▸ PROVIDED PASSAGE

================================

Python Tutorial | Template matching using OpenCV

This tutorial is mainly focused on the application of OpenCV. In this tutorial, we will learn to detect the area or region in the source image using the features of the template image. we will be using the OpenCV Python library in which our main focus will be on functions like “cv2.matchTemplate”, “cv2.resize”, etc. At last, we will get our result with the area focusing on the source image that matches the similar template image.

Using OpenCV Perform Template Matching

Let’s get started…

First of all, let’s import some important Python libraries that will be required for our problem.

import os
import numpy as np
import cv2
import imutils
from matplotlib import pyplot as plt

We will start with by importing two images
1. Template Image / Patch Image
2. Main Image / Source Image

main_img_path = os.getcwd() + '/' + 'main_image.jpg'
template_path = os.getcwd() + '/' + 'template_image.jpg'

The source image is in RGB format. However, the code for reading image files then converting it to a grayscale image is

main_img = cv2.imread(main_img_path)
gray_img = cv2.cvtColor(main_img,cv2.COLOR_BGR2GRAY)

The resulting image is now in grayscale. (Two Dimensional)

================================

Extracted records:

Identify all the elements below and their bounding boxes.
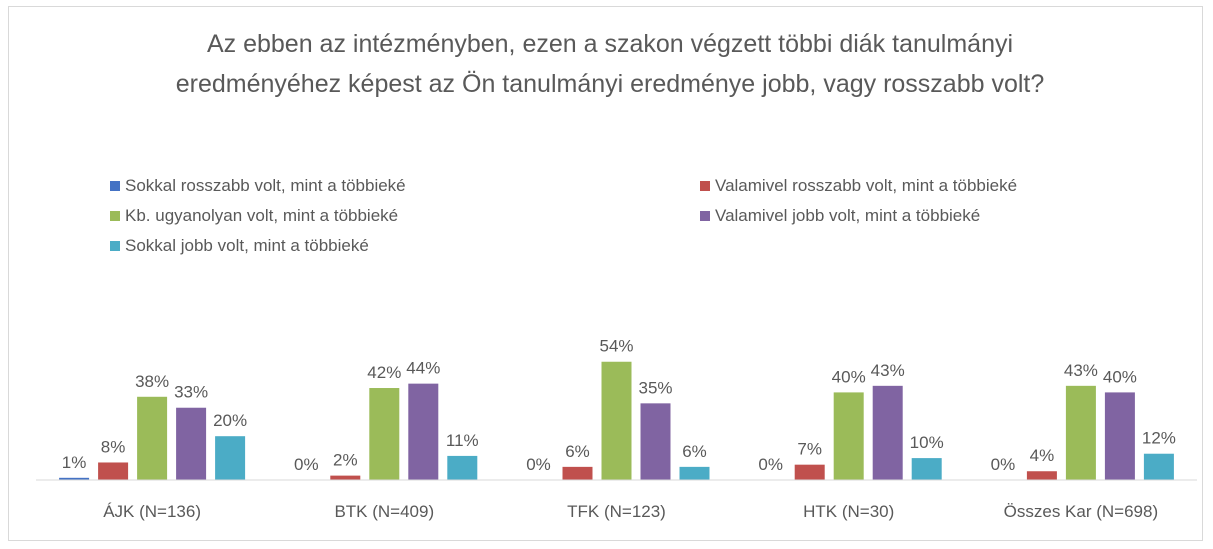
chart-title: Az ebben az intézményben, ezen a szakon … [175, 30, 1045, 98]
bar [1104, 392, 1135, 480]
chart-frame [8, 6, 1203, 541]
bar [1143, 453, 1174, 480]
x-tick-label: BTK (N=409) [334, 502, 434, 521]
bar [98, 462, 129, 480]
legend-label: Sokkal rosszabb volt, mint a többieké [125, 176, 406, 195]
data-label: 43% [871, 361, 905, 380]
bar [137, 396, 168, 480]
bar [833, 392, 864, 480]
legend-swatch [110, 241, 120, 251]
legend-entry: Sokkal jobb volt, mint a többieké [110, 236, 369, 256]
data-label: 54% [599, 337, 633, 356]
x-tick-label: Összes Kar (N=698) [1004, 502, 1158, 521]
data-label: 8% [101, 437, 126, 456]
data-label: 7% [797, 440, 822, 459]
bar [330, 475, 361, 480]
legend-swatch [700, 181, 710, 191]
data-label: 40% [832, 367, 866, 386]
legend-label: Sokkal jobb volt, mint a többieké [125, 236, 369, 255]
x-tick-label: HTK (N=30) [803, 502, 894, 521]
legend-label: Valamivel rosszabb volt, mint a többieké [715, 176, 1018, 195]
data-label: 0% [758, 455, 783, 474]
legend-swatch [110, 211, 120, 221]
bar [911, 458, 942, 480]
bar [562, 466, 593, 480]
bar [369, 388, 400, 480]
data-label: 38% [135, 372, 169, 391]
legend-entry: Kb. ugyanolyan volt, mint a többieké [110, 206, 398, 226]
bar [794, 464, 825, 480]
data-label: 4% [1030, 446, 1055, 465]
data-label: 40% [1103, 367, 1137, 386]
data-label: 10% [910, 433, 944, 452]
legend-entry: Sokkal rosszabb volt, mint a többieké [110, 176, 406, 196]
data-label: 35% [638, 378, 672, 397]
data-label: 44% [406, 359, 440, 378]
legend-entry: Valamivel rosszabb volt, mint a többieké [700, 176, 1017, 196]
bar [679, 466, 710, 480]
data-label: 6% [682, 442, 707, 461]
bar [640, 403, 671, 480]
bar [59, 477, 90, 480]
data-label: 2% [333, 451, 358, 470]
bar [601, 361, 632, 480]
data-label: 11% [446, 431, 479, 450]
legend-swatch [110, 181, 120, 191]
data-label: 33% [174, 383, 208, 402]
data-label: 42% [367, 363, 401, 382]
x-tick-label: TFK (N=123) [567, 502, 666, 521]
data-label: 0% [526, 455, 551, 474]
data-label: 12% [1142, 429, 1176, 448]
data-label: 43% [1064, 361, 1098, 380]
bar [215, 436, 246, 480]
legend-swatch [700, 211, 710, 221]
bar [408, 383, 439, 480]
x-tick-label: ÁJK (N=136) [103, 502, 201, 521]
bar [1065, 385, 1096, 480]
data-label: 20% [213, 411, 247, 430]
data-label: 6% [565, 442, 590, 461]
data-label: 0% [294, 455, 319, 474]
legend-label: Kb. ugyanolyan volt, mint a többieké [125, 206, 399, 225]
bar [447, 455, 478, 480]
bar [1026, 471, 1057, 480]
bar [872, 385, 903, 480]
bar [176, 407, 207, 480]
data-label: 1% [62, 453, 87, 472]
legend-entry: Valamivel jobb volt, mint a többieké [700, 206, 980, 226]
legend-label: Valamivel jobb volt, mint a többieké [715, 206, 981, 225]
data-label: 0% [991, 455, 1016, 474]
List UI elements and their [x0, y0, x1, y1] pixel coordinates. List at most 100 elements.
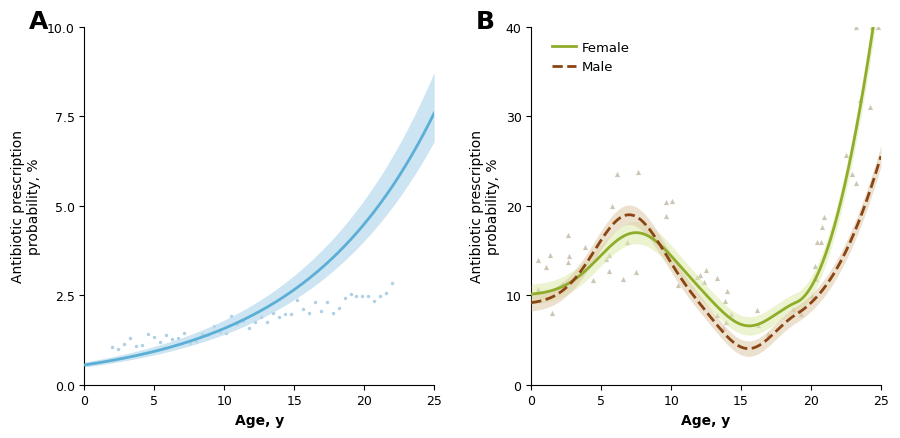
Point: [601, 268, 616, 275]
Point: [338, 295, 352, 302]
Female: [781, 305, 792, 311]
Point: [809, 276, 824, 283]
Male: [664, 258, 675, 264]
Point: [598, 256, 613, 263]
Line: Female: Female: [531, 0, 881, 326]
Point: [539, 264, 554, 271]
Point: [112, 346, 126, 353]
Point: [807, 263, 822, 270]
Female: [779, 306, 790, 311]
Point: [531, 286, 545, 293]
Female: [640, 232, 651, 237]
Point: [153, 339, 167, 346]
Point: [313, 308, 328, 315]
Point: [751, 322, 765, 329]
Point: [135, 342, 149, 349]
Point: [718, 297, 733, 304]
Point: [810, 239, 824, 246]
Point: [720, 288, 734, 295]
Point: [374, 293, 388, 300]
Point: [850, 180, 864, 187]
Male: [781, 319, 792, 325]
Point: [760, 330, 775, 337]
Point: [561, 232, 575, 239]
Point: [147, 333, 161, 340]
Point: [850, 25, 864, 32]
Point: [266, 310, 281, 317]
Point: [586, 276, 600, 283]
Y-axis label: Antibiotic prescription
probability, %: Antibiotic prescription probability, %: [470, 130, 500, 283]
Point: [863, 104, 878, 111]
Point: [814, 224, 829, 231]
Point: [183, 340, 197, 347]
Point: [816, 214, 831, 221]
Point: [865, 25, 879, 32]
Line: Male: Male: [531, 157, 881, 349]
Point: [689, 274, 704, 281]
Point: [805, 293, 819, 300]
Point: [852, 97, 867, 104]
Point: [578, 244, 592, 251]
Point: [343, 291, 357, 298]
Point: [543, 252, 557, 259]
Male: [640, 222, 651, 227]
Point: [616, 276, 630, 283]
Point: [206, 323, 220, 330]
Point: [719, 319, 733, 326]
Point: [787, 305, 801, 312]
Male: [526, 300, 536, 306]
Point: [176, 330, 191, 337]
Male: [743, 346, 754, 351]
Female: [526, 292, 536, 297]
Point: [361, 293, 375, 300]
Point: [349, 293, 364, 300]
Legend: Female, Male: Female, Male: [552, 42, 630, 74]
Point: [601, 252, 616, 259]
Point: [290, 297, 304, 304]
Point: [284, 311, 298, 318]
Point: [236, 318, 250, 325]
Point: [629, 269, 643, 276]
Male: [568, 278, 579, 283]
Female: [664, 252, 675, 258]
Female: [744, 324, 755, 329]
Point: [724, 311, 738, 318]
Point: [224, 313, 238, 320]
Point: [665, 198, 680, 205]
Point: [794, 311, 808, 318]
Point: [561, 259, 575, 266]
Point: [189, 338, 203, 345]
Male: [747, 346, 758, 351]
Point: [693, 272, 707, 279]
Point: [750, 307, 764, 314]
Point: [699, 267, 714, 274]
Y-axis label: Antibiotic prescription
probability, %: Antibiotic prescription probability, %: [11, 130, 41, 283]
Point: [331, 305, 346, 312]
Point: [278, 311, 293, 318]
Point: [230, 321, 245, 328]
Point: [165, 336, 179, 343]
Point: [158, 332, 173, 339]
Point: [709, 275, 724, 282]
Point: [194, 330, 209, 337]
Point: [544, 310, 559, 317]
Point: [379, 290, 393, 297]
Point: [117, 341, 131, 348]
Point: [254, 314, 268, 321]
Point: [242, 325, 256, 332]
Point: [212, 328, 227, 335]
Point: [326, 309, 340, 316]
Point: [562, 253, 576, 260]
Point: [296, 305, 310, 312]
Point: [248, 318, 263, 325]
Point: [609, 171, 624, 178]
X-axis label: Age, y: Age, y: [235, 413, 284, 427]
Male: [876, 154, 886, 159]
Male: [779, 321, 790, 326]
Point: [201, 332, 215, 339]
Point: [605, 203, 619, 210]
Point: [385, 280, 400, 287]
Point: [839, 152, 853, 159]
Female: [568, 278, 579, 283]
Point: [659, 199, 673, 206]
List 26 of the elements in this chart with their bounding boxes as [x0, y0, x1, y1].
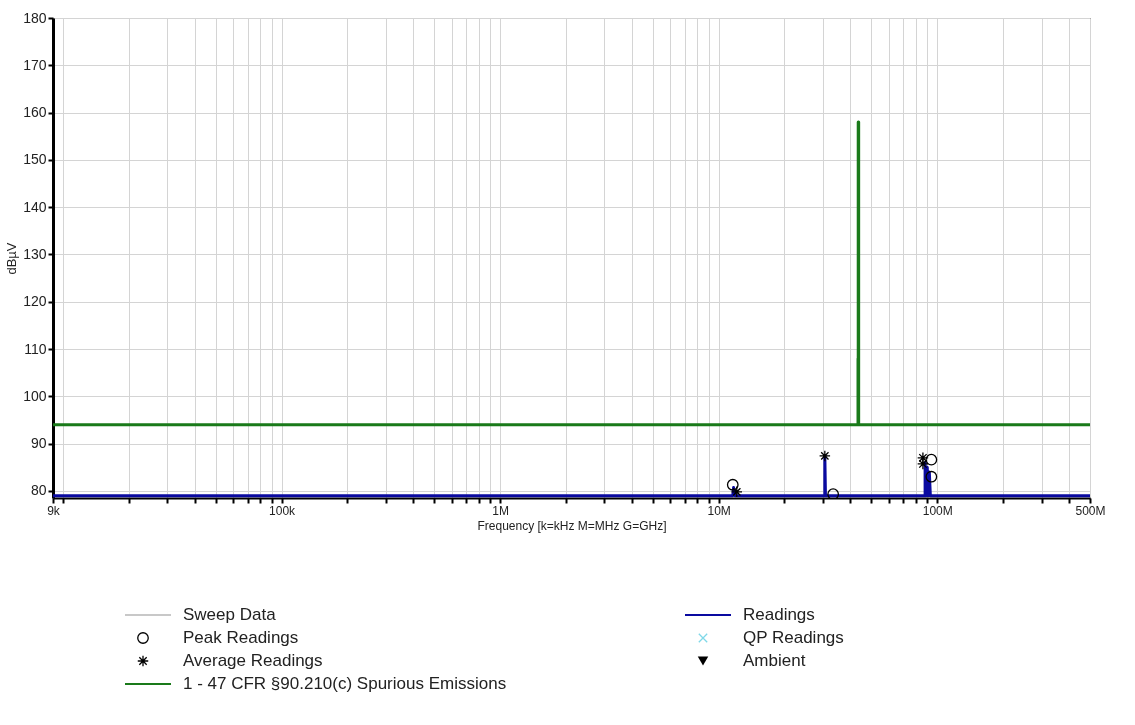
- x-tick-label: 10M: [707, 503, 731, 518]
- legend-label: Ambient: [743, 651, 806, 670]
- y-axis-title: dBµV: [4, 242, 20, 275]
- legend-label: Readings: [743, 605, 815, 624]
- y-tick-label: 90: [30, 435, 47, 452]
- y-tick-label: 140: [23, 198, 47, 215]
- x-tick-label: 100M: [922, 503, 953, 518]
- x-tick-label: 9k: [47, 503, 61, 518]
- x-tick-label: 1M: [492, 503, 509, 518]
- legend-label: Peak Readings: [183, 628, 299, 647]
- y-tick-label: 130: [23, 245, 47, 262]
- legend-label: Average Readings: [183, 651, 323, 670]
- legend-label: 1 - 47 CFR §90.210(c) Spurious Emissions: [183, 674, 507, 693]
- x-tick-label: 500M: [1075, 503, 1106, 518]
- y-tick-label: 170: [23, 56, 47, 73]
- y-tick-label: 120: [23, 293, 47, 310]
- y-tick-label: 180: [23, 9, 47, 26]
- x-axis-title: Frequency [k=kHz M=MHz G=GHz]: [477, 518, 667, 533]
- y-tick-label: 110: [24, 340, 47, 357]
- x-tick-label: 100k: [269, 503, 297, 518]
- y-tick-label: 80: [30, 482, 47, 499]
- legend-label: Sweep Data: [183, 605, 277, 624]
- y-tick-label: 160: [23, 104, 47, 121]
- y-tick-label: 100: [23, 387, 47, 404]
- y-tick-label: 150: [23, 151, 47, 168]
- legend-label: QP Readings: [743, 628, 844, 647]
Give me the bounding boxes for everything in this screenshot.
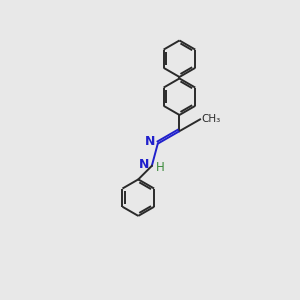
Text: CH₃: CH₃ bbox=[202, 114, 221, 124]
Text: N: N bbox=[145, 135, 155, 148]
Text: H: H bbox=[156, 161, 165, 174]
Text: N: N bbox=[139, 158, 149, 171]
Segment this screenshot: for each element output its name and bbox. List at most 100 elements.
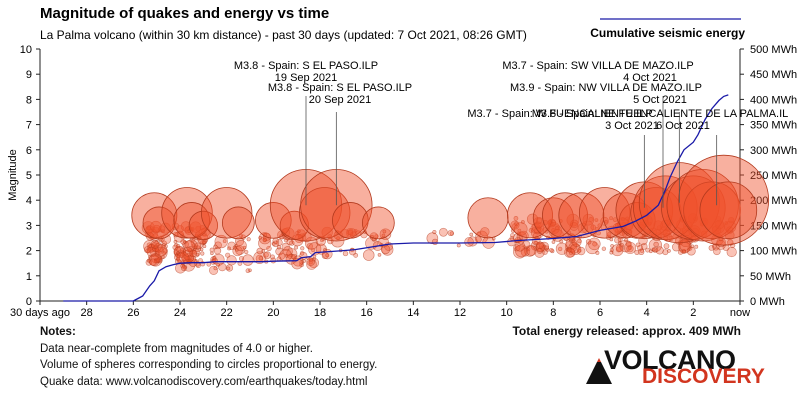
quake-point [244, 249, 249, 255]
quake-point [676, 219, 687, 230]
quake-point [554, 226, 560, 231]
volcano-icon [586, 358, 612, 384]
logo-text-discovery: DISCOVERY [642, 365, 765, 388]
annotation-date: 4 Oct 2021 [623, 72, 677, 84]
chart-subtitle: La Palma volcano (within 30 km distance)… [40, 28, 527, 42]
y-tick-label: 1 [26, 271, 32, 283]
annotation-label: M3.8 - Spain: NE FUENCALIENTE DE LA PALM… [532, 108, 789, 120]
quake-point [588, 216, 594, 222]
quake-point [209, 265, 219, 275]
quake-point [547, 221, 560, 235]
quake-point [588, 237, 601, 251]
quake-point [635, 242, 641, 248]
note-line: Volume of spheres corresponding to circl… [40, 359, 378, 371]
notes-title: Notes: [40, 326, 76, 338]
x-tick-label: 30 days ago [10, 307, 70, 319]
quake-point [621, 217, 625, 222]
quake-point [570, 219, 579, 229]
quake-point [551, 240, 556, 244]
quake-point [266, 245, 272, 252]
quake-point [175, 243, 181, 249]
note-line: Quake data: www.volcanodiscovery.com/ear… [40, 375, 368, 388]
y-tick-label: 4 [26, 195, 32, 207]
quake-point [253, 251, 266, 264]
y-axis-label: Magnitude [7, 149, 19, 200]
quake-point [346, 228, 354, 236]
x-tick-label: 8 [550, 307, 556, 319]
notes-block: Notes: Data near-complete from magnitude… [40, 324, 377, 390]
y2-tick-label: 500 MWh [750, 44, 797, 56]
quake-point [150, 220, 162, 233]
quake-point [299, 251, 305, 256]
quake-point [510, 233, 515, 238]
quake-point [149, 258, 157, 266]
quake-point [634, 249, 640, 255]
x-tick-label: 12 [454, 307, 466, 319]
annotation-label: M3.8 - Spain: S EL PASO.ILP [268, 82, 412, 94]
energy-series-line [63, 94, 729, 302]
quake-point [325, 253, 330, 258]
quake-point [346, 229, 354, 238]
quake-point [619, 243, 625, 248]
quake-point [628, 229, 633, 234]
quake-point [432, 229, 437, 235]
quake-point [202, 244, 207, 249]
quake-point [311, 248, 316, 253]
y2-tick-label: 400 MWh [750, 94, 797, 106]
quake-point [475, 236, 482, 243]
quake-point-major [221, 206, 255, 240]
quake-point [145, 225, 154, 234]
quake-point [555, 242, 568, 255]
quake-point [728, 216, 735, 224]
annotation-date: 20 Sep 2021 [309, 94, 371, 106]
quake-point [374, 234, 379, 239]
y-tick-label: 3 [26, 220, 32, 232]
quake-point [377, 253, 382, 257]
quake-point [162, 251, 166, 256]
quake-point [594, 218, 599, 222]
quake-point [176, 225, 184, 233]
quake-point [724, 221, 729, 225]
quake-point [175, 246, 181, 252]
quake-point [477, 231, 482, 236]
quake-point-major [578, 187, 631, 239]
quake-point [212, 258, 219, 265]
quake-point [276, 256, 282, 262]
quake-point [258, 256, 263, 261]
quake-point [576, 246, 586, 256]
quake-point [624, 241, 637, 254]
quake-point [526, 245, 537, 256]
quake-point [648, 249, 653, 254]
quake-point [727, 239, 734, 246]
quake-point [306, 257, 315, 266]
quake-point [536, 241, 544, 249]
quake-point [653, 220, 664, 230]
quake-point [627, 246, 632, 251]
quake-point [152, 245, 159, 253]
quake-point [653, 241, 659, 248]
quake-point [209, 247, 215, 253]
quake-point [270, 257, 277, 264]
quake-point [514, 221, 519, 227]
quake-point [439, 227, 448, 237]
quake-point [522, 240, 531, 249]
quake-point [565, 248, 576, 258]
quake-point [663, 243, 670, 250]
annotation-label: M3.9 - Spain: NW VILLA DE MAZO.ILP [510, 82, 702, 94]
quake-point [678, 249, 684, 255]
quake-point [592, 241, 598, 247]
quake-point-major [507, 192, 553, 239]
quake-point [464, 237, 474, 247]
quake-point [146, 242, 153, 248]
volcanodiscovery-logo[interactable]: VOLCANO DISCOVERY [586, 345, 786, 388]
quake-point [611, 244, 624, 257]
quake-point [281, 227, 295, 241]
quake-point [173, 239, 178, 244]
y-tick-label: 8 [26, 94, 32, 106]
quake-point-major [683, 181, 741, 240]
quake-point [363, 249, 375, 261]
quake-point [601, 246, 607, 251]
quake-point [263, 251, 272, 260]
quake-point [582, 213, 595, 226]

================================

▸ REQUESTS
[a] Edit the template matching tutorial from the words containing "The source image is" through "grayscale. (Two Dimensional)", putting "black-and-white" in place of "grayscale" everywhere it occurs.
[b] According to the template matching tutorial, what format is the source image in before it is converted?

▸ SOLUTIONS TO EACH TASK
[a]
The source image is in RGB format. However, the code for reading image files then converting it to a black-and-white image is

main_img = cv2.imread(main_img_path)
gray_img = cv2.cvtColor(main_img,cv2.COLOR_BGR2GRAY)

The resulting image is now in black-and-white. (Two Dimensional)

[b] RGB format.